### Given data
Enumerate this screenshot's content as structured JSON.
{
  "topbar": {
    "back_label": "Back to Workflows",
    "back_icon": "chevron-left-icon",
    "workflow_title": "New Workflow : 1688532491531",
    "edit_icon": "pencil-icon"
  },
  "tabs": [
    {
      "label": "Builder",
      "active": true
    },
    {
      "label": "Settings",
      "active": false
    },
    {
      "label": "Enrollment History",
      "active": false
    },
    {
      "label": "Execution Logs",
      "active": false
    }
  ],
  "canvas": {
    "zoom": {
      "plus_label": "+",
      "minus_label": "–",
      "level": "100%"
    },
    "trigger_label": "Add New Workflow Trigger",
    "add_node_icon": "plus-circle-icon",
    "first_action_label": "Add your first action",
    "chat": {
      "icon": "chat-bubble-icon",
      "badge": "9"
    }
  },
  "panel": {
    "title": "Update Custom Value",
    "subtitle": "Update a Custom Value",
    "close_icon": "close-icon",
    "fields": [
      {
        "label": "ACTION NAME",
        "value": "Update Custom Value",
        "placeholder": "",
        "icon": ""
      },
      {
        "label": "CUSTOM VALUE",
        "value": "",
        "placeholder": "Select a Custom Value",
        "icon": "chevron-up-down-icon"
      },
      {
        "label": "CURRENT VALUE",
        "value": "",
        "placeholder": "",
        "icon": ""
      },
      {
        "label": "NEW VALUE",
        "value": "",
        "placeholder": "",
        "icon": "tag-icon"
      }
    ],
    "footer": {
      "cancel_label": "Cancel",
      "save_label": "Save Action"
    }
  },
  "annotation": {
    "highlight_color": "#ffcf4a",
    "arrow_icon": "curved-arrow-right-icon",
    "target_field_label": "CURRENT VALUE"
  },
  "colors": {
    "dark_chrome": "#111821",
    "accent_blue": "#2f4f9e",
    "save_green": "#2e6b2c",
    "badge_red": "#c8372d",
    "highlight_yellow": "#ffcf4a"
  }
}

### Exercise requirements
Output the records verbatim, from the first line to the last.

### Solution for this problem
Enumerate this screenshot's content as structured JSON.
{
  "topbar": {
    "back_label": "Back to Workflows",
    "back_icon": "chevron-left-icon",
    "workflow_title": "New Workflow : 1688532491531",
    "edit_icon": "pencil-icon"
  },
  "tabs": [
    {
      "label": "Builder",
      "active": true
    },
    {
      "label": "Settings",
      "active": false
    },
    {
      "label": "Enrollment History",
      "active": false
    },
    {
      "label": "Execution Logs",
      "active": false
    }
  ],
  "canvas": {
    "zoom": {
      "plus_label": "+",
      "minus_label": "–",
      "level": "100%"
    },
    "trigger_label": "Add New Workflow Trigger",
    "add_node_icon": "plus-circle-icon",
    "first_action_label": "Add your first action",
    "chat": {
      "icon": "chat-bubble-icon",
      "badge": "9"
    }
  },
  "panel": {
    "title": "Update Custom Value",
    "subtitle": "Update a Custom Value",
    "close_icon": "close-icon",
    "fields": [
      {
        "label": "ACTION NAME",
        "value": "Update Custom Value",
        "placeholder": "",
        "icon": ""
      },
      {
        "label": "CUSTOM VALUE",
        "value": "",
        "placeholder": "Select a Custom Value",
        "icon": "chevron-up-down-icon"
      },
      {
        "label": "CURRENT VALUE",
        "value": "",
        "placeholder": "",
        "icon": ""
      },
      {
        "label": "NEW VALUE",
        "value": "",
        "placeholder": "",
        "icon": "tag-icon"
      }
    ],
    "footer": {
      "cancel_label": "Cancel",
      "save_label": "Save Action"
    }
  },
  "annotation": {
    "highlight_color": "#ffcf4a",
    "arrow_icon": "curved-arrow-right-icon",
    "target_field_label": "CURRENT VALUE"
  },
  "colors": {
    "dark_chrome": "#111821",
    "accent_blue": "#2f4f9e",
    "save_green": "#2e6b2c",
    "badge_red": "#c8372d",
    "highlight_yellow": "#ffcf4a"
  }
}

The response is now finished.